(Items from a dataset)
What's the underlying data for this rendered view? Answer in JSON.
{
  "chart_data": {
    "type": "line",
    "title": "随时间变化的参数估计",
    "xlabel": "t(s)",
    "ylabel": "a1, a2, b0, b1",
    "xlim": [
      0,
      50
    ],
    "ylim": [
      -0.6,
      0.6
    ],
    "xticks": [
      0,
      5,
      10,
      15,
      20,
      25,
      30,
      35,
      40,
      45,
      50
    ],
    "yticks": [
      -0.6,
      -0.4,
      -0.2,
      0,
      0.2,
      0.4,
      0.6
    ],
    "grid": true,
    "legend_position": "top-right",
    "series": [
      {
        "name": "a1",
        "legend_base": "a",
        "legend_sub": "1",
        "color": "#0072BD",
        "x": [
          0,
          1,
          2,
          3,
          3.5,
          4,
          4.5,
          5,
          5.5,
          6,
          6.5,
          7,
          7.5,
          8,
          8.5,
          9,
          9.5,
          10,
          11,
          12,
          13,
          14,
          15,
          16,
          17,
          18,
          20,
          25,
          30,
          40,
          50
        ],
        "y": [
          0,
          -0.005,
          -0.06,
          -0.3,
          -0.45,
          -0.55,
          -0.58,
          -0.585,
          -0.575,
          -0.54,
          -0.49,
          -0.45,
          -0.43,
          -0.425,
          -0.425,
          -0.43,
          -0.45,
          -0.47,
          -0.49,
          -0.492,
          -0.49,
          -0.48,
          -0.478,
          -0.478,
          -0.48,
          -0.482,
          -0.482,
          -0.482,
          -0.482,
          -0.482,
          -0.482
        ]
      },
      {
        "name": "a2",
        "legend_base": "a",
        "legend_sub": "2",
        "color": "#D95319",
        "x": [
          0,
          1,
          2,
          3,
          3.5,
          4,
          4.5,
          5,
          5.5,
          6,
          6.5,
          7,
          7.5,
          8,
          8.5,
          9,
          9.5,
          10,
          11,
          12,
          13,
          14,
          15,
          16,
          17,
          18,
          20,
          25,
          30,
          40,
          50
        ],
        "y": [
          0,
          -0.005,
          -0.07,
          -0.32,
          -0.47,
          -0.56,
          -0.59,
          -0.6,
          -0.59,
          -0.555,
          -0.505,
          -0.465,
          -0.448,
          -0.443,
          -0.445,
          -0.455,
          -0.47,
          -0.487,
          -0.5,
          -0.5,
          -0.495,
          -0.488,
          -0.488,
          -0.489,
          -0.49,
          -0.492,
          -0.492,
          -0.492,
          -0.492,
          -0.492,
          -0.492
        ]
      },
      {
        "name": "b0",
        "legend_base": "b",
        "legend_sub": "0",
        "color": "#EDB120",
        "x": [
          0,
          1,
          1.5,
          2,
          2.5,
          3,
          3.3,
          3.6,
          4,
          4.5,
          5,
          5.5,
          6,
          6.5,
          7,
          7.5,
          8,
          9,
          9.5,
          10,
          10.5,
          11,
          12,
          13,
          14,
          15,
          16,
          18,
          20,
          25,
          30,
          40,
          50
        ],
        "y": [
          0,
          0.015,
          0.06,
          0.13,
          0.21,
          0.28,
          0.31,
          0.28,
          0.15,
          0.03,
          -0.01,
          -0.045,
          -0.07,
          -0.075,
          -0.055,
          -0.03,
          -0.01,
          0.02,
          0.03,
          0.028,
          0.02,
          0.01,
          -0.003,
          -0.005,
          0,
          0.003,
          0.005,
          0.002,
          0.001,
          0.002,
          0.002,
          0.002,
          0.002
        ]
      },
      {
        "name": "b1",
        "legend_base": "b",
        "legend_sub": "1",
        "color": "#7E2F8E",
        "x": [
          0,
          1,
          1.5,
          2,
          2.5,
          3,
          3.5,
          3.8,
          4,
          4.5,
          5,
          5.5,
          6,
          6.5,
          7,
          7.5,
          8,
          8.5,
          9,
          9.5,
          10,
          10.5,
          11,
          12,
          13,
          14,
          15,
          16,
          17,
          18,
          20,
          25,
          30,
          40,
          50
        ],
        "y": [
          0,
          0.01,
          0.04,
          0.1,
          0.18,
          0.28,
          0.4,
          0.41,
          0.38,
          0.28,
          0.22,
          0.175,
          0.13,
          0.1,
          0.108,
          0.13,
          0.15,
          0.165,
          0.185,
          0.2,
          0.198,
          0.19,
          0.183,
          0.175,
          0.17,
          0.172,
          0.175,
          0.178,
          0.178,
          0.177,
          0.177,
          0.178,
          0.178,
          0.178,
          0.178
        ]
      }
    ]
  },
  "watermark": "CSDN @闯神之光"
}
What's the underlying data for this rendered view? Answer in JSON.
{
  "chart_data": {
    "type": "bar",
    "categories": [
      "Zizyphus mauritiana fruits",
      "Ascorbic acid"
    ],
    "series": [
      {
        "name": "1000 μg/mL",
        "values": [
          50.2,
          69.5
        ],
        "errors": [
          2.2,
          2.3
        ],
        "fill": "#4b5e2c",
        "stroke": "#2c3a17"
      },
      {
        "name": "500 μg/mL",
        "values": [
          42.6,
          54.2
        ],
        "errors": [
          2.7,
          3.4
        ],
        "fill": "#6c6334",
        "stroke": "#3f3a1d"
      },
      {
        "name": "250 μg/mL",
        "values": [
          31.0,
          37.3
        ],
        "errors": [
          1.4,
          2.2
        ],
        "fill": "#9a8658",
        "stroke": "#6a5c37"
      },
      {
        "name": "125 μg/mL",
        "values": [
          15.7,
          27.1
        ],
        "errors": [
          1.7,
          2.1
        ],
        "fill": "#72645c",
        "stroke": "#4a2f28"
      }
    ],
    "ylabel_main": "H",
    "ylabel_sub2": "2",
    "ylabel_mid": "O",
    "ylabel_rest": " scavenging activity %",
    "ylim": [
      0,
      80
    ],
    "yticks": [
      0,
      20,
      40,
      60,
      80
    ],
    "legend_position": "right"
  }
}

● **TO BE DONE**:
Write the complete data out, exactly as above.

● **RESULT BELOW**:
What's the underlying data for this rendered view? Answer in JSON.
{
  "chart_data": {
    "type": "line",
    "title": "随时间变化的参数估计",
    "xlabel": "t(s)",
    "ylabel": "a1, a2, b0, b1",
    "xlim": [
      0,
      50
    ],
    "ylim": [
      -0.6,
      0.6
    ],
    "xticks": [
      0,
      5,
      10,
      15,
      20,
      25,
      30,
      35,
      40,
      45,
      50
    ],
    "yticks": [
      -0.6,
      -0.4,
      -0.2,
      0,
      0.2,
      0.4,
      0.6
    ],
    "grid": true,
    "legend_position": "top-right",
    "series": [
      {
        "name": "a1",
        "legend_base": "a",
        "legend_sub": "1",
        "color": "#0072BD",
        "x": [
          0,
          1,
          2,
          3,
          3.5,
          4,
          4.5,
          5,
          5.5,
          6,
          6.5,
          7,
          7.5,
          8,
          8.5,
          9,
          9.5,
          10,
          11,
          12,
          13,
          14,
          15,
          16,
          17,
          18,
          20,
          25,
          30,
          40,
          50
        ],
        "y": [
          0,
          -0.005,
          -0.06,
          -0.3,
          -0.45,
          -0.55,
          -0.58,
          -0.585,
          -0.575,
          -0.54,
          -0.49,
          -0.45,
          -0.43,
          -0.425,
          -0.425,
          -0.43,
          -0.45,
          -0.47,
          -0.49,
          -0.492,
          -0.49,
          -0.48,
          -0.478,
          -0.478,
          -0.48,
          -0.482,
          -0.482,
          -0.482,
          -0.482,
          -0.482,
          -0.482
        ]
      },
      {
        "name": "a2",
        "legend_base": "a",
        "legend_sub": "2",
        "color": "#D95319",
        "x": [
          0,
          1,
          2,
          3,
          3.5,
          4,
          4.5,
          5,
          5.5,
          6,
          6.5,
          7,
          7.5,
          8,
          8.5,
          9,
          9.5,
          10,
          11,
          12,
          13,
          14,
          15,
          16,
          17,
          18,
          20,
          25,
          30,
          40,
          50
        ],
        "y": [
          0,
          -0.005,
          -0.07,
          -0.32,
          -0.47,
          -0.56,
          -0.59,
          -0.6,
          -0.59,
          -0.555,
          -0.505,
          -0.465,
          -0.448,
          -0.443,
          -0.445,
          -0.455,
          -0.47,
          -0.487,
          -0.5,
          -0.5,
          -0.495,
          -0.488,
          -0.488,
          -0.489,
          -0.49,
          -0.492,
          -0.492,
          -0.492,
          -0.492,
          -0.492,
          -0.492
        ]
      },
      {
        "name": "b0",
        "legend_base": "b",
        "legend_sub": "0",
        "color": "#EDB120",
        "x": [
          0,
          1,
          1.5,
          2,
          2.5,
          3,
          3.3,
          3.6,
          4,
          4.5,
          5,
          5.5,
          6,
          6.5,
          7,
          7.5,
          8,
          9,
          9.5,
          10,
          10.5,
          11,
          12,
          13,
          14,
          15,
          16,
          18,
          20,
          25,
          30,
          40,
          50
        ],
        "y": [
          0,
          0.015,
          0.06,
          0.13,
          0.21,
          0.28,
          0.31,
          0.28,
          0.15,
          0.03,
          -0.01,
          -0.045,
          -0.07,
          -0.075,
          -0.055,
          -0.03,
          -0.01,
          0.02,
          0.03,
          0.028,
          0.02,
          0.01,
          -0.003,
          -0.005,
          0,
          0.003,
          0.005,
          0.002,
          0.001,
          0.002,
          0.002,
          0.002,
          0.002
        ]
      },
      {
        "name": "b1",
        "legend_base": "b",
        "legend_sub": "1",
        "color": "#7E2F8E",
        "x": [
          0,
          1,
          1.5,
          2,
          2.5,
          3,
          3.5,
          3.8,
          4,
          4.5,
          5,
          5.5,
          6,
          6.5,
          7,
          7.5,
          8,
          8.5,
          9,
          9.5,
          10,
          10.5,
          11,
          12,
          13,
          14,
          15,
          16,
          17,
          18,
          20,
          25,
          30,
          40,
          50
        ],
        "y": [
          0,
          0.01,
          0.04,
          0.1,
          0.18,
          0.28,
          0.4,
          0.41,
          0.38,
          0.28,
          0.22,
          0.175,
          0.13,
          0.1,
          0.108,
          0.13,
          0.15,
          0.165,
          0.185,
          0.2,
          0.198,
          0.19,
          0.183,
          0.175,
          0.17,
          0.172,
          0.175,
          0.178,
          0.178,
          0.177,
          0.177,
          0.178,
          0.178,
          0.178,
          0.178
        ]
      }
    ]
  },
  "watermark": "CSDN @闯神之光"
}
What's the underlying data for this rendered view? Answer in JSON.
{
  "chart_data": {
    "type": "bar",
    "categories": [
      "Zizyphus mauritiana fruits",
      "Ascorbic acid"
    ],
    "series": [
      {
        "name": "1000 μg/mL",
        "values": [
          50.2,
          69.5
        ],
        "errors": [
          2.2,
          2.3
        ],
        "fill": "#4b5e2c",
        "stroke": "#2c3a17"
      },
      {
        "name": "500 μg/mL",
        "values": [
          42.6,
          54.2
        ],
        "errors": [
          2.7,
          3.4
        ],
        "fill": "#6c6334",
        "stroke": "#3f3a1d"
      },
      {
        "name": "250 μg/mL",
        "values": [
          31.0,
          37.3
        ],
        "errors": [
          1.4,
          2.2
        ],
        "fill": "#9a8658",
        "stroke": "#6a5c37"
      },
      {
        "name": "125 μg/mL",
        "values": [
          15.7,
          27.1
        ],
        "errors": [
          1.7,
          2.1
        ],
        "fill": "#72645c",
        "stroke": "#4a2f28"
      }
    ],
    "ylabel_main": "H",
    "ylabel_sub2": "2",
    "ylabel_mid": "O",
    "ylabel_rest": " scavenging activity %",
    "ylim": [
      0,
      80
    ],
    "yticks": [
      0,
      20,
      40,
      60,
      80
    ],
    "legend_position": "right"
  }
}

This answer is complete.